* BEGIN PASSAGE PROVIDED *

A friend and I debated tonight on the theory of gravity and how scientists can’t explain it, and the probability of black holes ending in a singularity, and how the “infinite mass” proposition as predicted by Einstein would require an infinite amount of energy to create such an event… and then I said, “Okay, but I don’t either of us are as smart as Einstein.”

What I’m saying is, I have wild Friday nights.

Just a few days ago I was complaining about not being able to write. Well, that night I did write. I rewrote the first chapter of the book, and tonight I’m going to look at more writing. And hopefully write more. I needed things to change that night, and I’m so happy they did. It was sort of a turning point for me to just start it and get back into it. This story is still the best thing I’ve ever written, and it deserves even more attention to make it shine like it needs to. And simply the act of writing again has made me a lot happier in general. I know it’s a great form of expression, but it’s also something I believe I’m quite good at… and I get anxious when I go for long periods without practicing or just doing it.

I’m seriously considering trying to find fellow writers to only exchange pieces of books at a time. For instance, sharing somewhere between three chapters at a time, and critiquing and editing them a section at a time instead of reading the entire thing and responding to it in that way. Like real writer’s groups do, in other words, share pieces at a time every week. Tackling sections at a time could allow for more “big” advice that could restructure stories as you go through them instead of reading an entire book and trying to explain a saggy feeling “somewhere in the middle” etc. It could be a good idea, I think?

I was going to write more in this post, like maybe ramble about how I’ve been watching The Matrix movies a lot after reading a philosophical article about it and becoming re-obsessed with the first movie and remembering just how mind-blowing it was when I first saw it… or about my recent passion for Apple Cider, or any number of other things, but I think I’m going to write some more fiction, because I have so much energy lately, and I don’t want to slack with this story again until it’s published somewhere.

* END PASSAGE PROVIDED *

§ **SHORT TASK 1**: Return word for word the part of the blog post from "Just a few days" up to and including "just doing it.".
The blog post and the records are separate material.

* BEGIN STORED RECORDS *

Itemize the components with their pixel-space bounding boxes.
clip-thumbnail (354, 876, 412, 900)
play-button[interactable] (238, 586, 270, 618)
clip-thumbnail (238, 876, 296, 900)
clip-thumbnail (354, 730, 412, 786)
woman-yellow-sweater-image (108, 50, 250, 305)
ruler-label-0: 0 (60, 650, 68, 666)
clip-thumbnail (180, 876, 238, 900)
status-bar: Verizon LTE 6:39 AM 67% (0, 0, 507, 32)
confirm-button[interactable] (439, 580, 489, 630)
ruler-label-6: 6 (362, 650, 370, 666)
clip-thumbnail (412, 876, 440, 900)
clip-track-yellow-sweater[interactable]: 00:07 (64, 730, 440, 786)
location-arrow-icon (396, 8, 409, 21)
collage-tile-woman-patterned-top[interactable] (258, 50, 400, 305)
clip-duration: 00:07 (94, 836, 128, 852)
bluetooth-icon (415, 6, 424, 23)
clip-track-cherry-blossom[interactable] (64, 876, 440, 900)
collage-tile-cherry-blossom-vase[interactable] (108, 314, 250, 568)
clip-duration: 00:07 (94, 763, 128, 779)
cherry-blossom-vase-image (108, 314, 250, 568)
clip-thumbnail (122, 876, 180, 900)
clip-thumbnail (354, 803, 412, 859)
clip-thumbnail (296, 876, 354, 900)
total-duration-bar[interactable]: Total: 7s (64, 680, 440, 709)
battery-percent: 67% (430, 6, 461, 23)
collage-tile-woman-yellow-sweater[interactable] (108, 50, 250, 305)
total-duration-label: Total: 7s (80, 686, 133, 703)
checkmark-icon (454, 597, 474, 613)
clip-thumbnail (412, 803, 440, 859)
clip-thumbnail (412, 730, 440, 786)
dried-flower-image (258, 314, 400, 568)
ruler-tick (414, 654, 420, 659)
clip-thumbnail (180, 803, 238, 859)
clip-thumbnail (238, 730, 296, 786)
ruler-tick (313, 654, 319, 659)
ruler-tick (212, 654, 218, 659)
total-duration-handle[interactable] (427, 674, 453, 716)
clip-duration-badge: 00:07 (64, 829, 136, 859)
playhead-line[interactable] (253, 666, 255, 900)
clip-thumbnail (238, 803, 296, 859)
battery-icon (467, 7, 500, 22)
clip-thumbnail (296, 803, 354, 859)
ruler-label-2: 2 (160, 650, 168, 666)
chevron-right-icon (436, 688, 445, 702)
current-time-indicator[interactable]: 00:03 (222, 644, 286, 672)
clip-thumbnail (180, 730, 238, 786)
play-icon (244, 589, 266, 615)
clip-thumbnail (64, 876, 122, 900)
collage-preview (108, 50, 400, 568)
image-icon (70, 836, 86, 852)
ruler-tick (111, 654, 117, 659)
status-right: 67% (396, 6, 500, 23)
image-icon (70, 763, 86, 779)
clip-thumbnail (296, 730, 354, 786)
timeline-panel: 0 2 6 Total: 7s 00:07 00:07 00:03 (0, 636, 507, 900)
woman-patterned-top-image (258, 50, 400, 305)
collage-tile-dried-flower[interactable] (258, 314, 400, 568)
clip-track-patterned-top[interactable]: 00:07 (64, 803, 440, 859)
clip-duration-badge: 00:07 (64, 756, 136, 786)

* END STORED RECORDS *

§ **SHORT TASK 2**: Rewrite as a numbered list the lines of the records from the start of the records up to and including the line with "total-duration-bar[interactable]: Total: 7s", leaving out blank lines.

§ **FULL ANSWER 1**:
Just a few days ago I was complaining about not being able to write. Well, that night I did write. I rewrote the first chapter of the book, and tonight I’m going to look at more writing. And hopefully write more. I needed things to change that night, and I’m so happy they did. It was sort of a turning point for me to just start it and get back into it. This story is still the best thing I’ve ever written, and it deserves even more attention to make it shine like it needs to. And simply the act of writing again has made me a lot happier in general. I know it’s a great form of expression, but it’s also something I believe I’m quite good at… and I get anxious when I go for long periods without practicing or just doing it.

§ **FULL ANSWER 2**:
1. Itemize the components with their pixel-space bounding boxes.
2. clip-thumbnail (354, 876, 412, 900)
3. play-button[interactable] (238, 586, 270, 618)
4. clip-thumbnail (238, 876, 296, 900)
5. clip-thumbnail (354, 730, 412, 786)
6. woman-yellow-sweater-image (108, 50, 250, 305)
7. ruler-label-0: 0 (60, 650, 68, 666)
8. clip-thumbnail (180, 876, 238, 900)
9. status-bar: Verizon LTE 6:39 AM 67% (0, 0, 507, 32)
10. confirm-button[interactable] (439, 580, 489, 630)
11. ruler-label-6: 6 (362, 650, 370, 666)
12. clip-thumbnail (412, 876, 440, 900)
13. clip-track-yellow-sweater[interactable]: 00:07 (64, 730, 440, 786)
14. location-arrow-icon (396, 8, 409, 21)
15. collage-tile-woman-patterned-top[interactable] (258, 50, 400, 305)
16. clip-duration: 00:07 (94, 836, 128, 852)
17. bluetooth-icon (415, 6, 424, 23)
18. clip-track-cherry-blossom[interactable] (64, 876, 440, 900)
19. collage-tile-cherry-blossom-vase[interactable] (108, 314, 250, 568)
20. clip-duration: 00:07 (94, 763, 128, 779)
21. cherry-blossom-vase-image (108, 314, 250, 568)
22. clip-thumbnail (122, 876, 180, 900)
23. clip-thumbnail (354, 803, 412, 859)
24. clip-thumbnail (296, 876, 354, 900)
25. total-duration-bar[interactable]: Total: 7s (64, 680, 440, 709)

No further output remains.